What you are asked to do: Work out how many lines of the listing hold "style", then state only that count.

Supplied data:
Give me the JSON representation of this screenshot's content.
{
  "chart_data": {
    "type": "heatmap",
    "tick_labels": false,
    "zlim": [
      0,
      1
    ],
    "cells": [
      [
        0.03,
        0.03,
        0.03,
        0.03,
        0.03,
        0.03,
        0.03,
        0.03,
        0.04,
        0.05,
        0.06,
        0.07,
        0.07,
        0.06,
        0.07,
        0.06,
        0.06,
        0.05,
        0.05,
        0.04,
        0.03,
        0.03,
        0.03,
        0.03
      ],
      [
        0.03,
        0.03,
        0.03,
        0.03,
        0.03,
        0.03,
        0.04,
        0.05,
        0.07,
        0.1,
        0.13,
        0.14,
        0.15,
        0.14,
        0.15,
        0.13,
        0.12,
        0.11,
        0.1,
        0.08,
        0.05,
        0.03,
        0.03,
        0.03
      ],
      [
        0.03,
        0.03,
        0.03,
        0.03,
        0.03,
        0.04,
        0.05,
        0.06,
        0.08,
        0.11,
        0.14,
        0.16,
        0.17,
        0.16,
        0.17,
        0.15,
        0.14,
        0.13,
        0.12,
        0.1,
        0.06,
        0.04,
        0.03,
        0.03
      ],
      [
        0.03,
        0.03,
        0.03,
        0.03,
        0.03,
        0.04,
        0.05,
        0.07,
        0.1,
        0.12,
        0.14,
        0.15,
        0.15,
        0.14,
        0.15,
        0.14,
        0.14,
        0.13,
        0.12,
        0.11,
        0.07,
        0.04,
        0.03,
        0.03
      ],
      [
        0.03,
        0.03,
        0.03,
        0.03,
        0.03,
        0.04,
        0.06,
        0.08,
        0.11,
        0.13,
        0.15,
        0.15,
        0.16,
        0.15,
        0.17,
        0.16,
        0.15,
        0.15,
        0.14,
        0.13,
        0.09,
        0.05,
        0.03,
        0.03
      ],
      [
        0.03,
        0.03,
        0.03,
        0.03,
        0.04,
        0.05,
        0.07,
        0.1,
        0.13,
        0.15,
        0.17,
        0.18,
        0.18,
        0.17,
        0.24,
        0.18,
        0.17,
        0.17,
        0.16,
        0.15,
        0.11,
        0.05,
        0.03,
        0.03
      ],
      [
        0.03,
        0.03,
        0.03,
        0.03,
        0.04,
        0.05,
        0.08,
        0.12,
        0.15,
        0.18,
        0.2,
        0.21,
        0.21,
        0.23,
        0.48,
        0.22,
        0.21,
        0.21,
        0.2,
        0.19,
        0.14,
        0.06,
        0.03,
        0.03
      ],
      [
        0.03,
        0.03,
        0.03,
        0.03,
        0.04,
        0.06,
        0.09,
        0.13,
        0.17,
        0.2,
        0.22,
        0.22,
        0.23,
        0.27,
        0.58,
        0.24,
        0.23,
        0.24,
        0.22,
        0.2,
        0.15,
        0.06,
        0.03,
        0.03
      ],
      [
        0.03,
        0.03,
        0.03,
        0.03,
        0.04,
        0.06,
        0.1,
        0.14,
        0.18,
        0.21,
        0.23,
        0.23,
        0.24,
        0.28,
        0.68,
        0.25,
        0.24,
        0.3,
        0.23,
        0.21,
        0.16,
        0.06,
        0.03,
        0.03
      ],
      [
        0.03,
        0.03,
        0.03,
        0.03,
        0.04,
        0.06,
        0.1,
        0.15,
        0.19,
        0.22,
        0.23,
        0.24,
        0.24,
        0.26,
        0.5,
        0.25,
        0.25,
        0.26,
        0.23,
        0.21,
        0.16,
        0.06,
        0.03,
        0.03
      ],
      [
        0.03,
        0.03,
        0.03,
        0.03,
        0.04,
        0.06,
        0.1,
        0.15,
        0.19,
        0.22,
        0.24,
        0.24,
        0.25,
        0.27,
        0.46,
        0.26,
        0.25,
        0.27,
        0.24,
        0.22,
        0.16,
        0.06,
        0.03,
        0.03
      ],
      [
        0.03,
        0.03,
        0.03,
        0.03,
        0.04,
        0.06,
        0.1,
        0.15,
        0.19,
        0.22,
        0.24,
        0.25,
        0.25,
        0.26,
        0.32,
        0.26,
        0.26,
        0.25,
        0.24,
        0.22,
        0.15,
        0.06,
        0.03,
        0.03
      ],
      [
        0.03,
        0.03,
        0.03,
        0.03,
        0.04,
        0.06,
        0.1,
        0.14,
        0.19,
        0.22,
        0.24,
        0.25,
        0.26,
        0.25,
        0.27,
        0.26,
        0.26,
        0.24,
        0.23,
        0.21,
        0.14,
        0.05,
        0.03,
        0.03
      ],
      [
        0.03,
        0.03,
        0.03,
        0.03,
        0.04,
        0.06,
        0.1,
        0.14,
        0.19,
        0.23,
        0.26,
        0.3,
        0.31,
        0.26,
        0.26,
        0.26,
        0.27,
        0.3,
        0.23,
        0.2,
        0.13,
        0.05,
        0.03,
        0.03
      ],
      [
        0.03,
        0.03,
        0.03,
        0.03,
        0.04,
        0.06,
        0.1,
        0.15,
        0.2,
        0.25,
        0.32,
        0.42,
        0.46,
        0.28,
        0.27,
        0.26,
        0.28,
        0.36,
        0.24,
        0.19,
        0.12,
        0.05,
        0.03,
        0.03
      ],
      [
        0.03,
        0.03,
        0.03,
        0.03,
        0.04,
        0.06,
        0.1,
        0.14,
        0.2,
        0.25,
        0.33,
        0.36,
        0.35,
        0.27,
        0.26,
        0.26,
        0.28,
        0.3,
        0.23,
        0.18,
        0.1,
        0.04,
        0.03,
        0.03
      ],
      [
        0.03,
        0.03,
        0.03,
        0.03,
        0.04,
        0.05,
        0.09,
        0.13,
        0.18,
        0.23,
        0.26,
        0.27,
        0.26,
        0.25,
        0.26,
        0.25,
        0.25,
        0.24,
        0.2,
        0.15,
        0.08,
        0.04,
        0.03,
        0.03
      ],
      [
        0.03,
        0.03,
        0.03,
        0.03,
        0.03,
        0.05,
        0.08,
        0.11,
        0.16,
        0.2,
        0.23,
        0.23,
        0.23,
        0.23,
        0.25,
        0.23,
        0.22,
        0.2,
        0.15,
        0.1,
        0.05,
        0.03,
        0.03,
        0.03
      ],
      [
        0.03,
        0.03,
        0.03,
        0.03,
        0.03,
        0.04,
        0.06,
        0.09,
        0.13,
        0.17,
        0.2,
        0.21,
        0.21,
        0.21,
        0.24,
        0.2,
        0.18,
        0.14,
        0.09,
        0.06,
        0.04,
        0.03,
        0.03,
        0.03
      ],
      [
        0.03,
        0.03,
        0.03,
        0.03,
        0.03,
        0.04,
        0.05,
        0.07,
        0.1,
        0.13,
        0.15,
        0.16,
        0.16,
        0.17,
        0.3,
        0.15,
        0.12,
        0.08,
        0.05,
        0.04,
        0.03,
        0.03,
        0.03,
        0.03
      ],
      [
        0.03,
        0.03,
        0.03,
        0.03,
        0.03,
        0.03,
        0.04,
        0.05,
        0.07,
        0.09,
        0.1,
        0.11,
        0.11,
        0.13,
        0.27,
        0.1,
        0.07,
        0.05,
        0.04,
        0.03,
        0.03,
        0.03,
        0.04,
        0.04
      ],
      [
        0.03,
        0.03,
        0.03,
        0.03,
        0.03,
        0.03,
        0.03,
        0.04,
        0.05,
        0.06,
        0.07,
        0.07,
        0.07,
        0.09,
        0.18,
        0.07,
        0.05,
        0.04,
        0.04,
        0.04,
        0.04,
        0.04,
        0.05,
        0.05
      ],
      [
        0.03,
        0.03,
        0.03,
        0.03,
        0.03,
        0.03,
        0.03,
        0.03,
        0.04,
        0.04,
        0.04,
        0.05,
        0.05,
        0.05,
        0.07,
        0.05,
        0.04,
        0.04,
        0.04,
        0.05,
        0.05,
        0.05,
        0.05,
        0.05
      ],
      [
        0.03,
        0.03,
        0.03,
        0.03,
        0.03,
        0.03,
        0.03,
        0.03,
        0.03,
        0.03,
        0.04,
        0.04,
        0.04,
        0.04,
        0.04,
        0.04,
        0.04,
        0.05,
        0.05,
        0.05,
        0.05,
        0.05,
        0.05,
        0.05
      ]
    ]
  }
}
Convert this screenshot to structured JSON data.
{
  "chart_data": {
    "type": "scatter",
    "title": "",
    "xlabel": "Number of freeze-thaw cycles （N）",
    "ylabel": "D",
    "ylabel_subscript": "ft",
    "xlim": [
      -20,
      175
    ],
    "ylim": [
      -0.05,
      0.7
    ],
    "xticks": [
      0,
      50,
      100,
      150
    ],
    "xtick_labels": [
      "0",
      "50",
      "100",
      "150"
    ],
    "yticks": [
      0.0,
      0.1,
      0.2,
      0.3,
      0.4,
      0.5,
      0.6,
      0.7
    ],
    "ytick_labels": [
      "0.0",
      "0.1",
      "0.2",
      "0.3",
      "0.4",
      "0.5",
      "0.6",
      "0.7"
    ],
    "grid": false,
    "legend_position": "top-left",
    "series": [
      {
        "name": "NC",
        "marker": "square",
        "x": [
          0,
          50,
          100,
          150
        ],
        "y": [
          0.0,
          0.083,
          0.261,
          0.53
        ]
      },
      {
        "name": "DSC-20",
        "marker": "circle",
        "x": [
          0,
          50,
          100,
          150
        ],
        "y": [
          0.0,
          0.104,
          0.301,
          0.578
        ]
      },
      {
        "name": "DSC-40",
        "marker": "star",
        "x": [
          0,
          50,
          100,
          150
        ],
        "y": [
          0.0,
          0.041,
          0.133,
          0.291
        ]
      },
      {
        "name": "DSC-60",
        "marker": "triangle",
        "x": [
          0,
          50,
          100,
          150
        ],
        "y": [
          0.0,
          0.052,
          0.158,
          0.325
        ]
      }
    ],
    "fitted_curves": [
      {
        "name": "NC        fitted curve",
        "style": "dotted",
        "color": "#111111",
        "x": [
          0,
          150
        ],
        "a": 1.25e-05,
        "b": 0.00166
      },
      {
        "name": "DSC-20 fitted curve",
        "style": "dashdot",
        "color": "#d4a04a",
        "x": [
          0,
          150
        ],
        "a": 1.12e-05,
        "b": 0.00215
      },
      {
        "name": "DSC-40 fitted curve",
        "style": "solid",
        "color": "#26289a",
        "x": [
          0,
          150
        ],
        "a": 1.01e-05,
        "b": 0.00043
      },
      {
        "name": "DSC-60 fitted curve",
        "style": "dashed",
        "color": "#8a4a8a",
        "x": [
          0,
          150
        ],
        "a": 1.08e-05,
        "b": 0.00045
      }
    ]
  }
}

Output below: 4